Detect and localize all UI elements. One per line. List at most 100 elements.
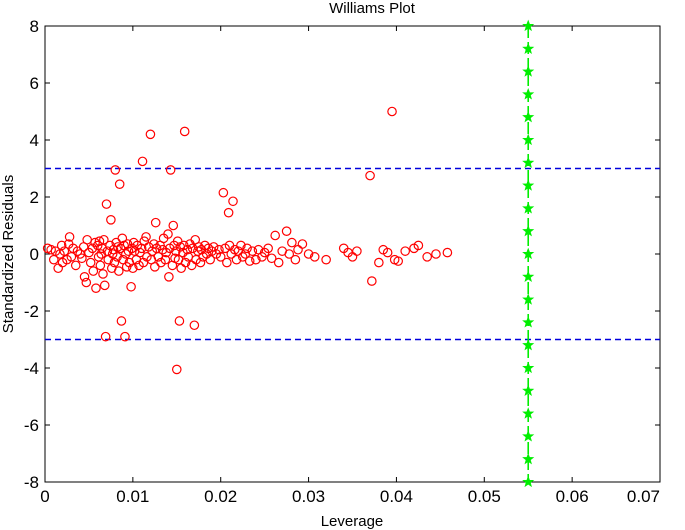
leverage-star-marker (522, 156, 535, 168)
data-point (431, 249, 441, 259)
x-tick-label: 0.04 (380, 487, 413, 506)
data-point (95, 260, 106, 271)
data-point (88, 266, 99, 276)
data-point (101, 199, 112, 209)
data-point (81, 277, 92, 288)
leverage-star-marker (522, 407, 535, 419)
data-point (266, 253, 277, 264)
x-tick-label: 0.05 (468, 487, 501, 506)
data-point (77, 253, 87, 264)
data-point (214, 244, 224, 255)
y-tick-label: 8 (30, 17, 39, 36)
data-point (247, 246, 258, 256)
data-point (179, 126, 190, 137)
y-axis-label: Standardized Residuals (0, 175, 17, 333)
data-point (160, 254, 171, 265)
data-point (215, 252, 226, 262)
leverage-star-marker (522, 270, 535, 282)
data-point (393, 256, 403, 266)
data-point (46, 244, 56, 255)
data-point (223, 207, 234, 218)
data-point (145, 129, 156, 140)
data-point (96, 249, 107, 259)
data-point (171, 364, 182, 375)
data-point (127, 243, 137, 254)
data-point (321, 254, 331, 265)
data-point (180, 257, 191, 268)
leverage-star-marker (522, 430, 535, 442)
data-point (64, 232, 75, 242)
data-point (126, 281, 136, 292)
data-point (309, 252, 320, 262)
data-point (141, 232, 151, 242)
data-point (251, 254, 261, 265)
y-tick-label: 4 (30, 131, 39, 150)
data-point (135, 247, 145, 258)
x-tick-label: 0.07 (627, 487, 660, 506)
leverage-star-marker (522, 88, 535, 100)
leverage-star-marker (522, 202, 535, 214)
data-point (150, 217, 161, 228)
data-point (297, 239, 308, 249)
leverage-star-marker (522, 361, 535, 374)
x-tick-label: 0 (40, 487, 49, 506)
y-tick-label: -6 (24, 416, 39, 435)
data-point (244, 256, 255, 266)
leverage-star-marker (522, 224, 535, 237)
data-point (174, 316, 185, 326)
data-point (367, 276, 377, 286)
x-axis-label: Leverage (321, 513, 384, 530)
x-tick-label: 0.01 (116, 487, 149, 506)
data-point (242, 243, 252, 254)
y-tick-label: 2 (30, 188, 39, 207)
data-point (70, 260, 81, 271)
data-points (42, 106, 453, 375)
data-point (90, 237, 100, 248)
data-point (56, 240, 67, 251)
data-point (287, 237, 297, 248)
data-point (281, 226, 292, 236)
data-point (163, 229, 173, 239)
data-point (91, 283, 101, 293)
data-point (237, 252, 248, 262)
data-point (114, 179, 125, 189)
data-point (110, 165, 121, 175)
data-point (228, 196, 238, 207)
leverage-star-marker (522, 65, 535, 77)
data-point (187, 243, 198, 254)
leverage-star-marker (522, 179, 535, 191)
leverage-star-marker (522, 316, 535, 328)
data-point (236, 240, 246, 251)
data-point (164, 271, 174, 282)
data-point (374, 257, 384, 268)
data-point (117, 233, 128, 244)
data-point (128, 263, 138, 274)
data-point (442, 247, 453, 258)
leverage-star-marker (522, 110, 535, 123)
data-point (189, 320, 200, 331)
data-point (112, 252, 122, 262)
y-tick-label: -8 (24, 473, 39, 492)
data-point (365, 170, 375, 181)
data-point (59, 246, 70, 256)
data-point (400, 246, 411, 256)
data-point (120, 331, 130, 342)
data-point (100, 331, 111, 342)
data-point (116, 316, 127, 326)
data-point (106, 215, 116, 225)
data-point (270, 230, 280, 241)
data-point (303, 249, 314, 259)
data-point (387, 106, 397, 117)
y-tick-label: 6 (30, 74, 39, 93)
data-point (273, 257, 284, 268)
threshold-lines (45, 167, 660, 341)
data-point (422, 252, 432, 262)
x-tick-label: 0.03 (292, 487, 325, 506)
leverage-star-marker (522, 384, 535, 396)
leverage-star-marker (522, 338, 535, 351)
y-tick-label: 0 (30, 245, 39, 264)
data-point (222, 257, 232, 268)
leverage-star-marker (522, 293, 535, 305)
data-point (352, 246, 362, 256)
leverage-star-marker (522, 247, 535, 260)
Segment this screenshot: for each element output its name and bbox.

-=-=-

> [EXERCISE PROMPT]:
Copy every line of the records above word for word, leaving out the pictures.

> [THE REPLY]:
Detect and localize all UI elements. One per line. List at most 100 elements.
leverage-star-marker (522, 156, 535, 168)
data-point (431, 249, 441, 259)
x-tick-label: 0.04 (380, 487, 413, 506)
data-point (95, 260, 106, 271)
data-point (88, 266, 99, 276)
data-point (101, 199, 112, 209)
data-point (81, 277, 92, 288)
leverage-star-marker (522, 407, 535, 419)
data-point (266, 253, 277, 264)
x-tick-label: 0.05 (468, 487, 501, 506)
data-point (77, 253, 87, 264)
data-point (214, 244, 224, 255)
y-tick-label: 8 (30, 17, 39, 36)
data-point (247, 246, 258, 256)
data-point (179, 126, 190, 137)
y-axis-label: Standardized Residuals (0, 175, 17, 333)
data-point (160, 254, 171, 265)
data-point (215, 252, 226, 262)
leverage-star-marker (522, 270, 535, 282)
data-point (393, 256, 403, 266)
data-point (46, 244, 56, 255)
data-point (223, 207, 234, 218)
data-point (145, 129, 156, 140)
data-point (96, 249, 107, 259)
data-point (171, 364, 182, 375)
data-point (127, 243, 137, 254)
data-point (321, 254, 331, 265)
data-point (180, 257, 191, 268)
leverage-star-marker (522, 430, 535, 442)
data-point (64, 232, 75, 242)
data-point (126, 281, 136, 292)
data-point (309, 252, 320, 262)
data-point (141, 232, 151, 242)
data-point (251, 254, 261, 265)
y-tick-label: 4 (30, 131, 39, 150)
data-point (135, 247, 145, 258)
x-tick-label: 0.07 (627, 487, 660, 506)
leverage-star-marker (522, 88, 535, 100)
leverage-star-marker (522, 202, 535, 214)
data-point (150, 217, 161, 228)
data-point (297, 239, 308, 249)
leverage-star-marker (522, 361, 535, 374)
x-tick-label: 0 (40, 487, 49, 506)
y-tick-label: -6 (24, 416, 39, 435)
data-point (244, 256, 255, 266)
leverage-star-marker (522, 224, 535, 237)
data-point (174, 316, 185, 326)
data-point (367, 276, 377, 286)
x-axis-label: Leverage (321, 513, 384, 530)
x-tick-label: 0.01 (116, 487, 149, 506)
data-point (242, 243, 252, 254)
y-tick-label: 2 (30, 188, 39, 207)
data-point (70, 260, 81, 271)
data-points (42, 106, 453, 375)
data-point (90, 237, 100, 248)
data-point (56, 240, 67, 251)
data-point (287, 237, 297, 248)
data-point (281, 226, 292, 236)
data-point (163, 229, 173, 239)
data-point (91, 283, 101, 293)
data-point (237, 252, 248, 262)
data-point (114, 179, 125, 189)
data-point (110, 165, 121, 175)
data-point (228, 196, 238, 207)
leverage-star-marker (522, 65, 535, 77)
data-point (187, 243, 198, 254)
leverage-star-marker (522, 179, 535, 191)
leverage-star-marker (522, 316, 535, 328)
data-point (236, 240, 246, 251)
data-point (164, 271, 174, 282)
data-point (374, 257, 384, 268)
data-point (117, 233, 128, 244)
data-point (128, 263, 138, 274)
data-point (442, 247, 453, 258)
leverage-star-marker (522, 110, 535, 123)
data-point (189, 320, 200, 331)
data-point (112, 252, 122, 262)
y-tick-label: -8 (24, 473, 39, 492)
data-point (365, 170, 375, 181)
data-point (59, 246, 70, 256)
data-point (400, 246, 411, 256)
data-point (120, 331, 130, 342)
data-point (100, 331, 111, 342)
data-point (116, 316, 127, 326)
data-point (106, 215, 116, 225)
data-point (270, 230, 280, 241)
data-point (303, 249, 314, 259)
data-point (387, 106, 397, 117)
y-tick-label: 6 (30, 74, 39, 93)
data-point (273, 257, 284, 268)
threshold-lines (45, 167, 660, 341)
data-point (422, 252, 432, 262)
x-tick-label: 0.03 (292, 487, 325, 506)
leverage-star-marker (522, 384, 535, 396)
leverage-star-marker (522, 338, 535, 351)
y-tick-label: 0 (30, 245, 39, 264)
data-point (222, 257, 232, 268)
leverage-star-marker (522, 293, 535, 305)
data-point (352, 246, 362, 256)
leverage-star-marker (522, 247, 535, 260)
Segment this screenshot: for each element output its name and bbox.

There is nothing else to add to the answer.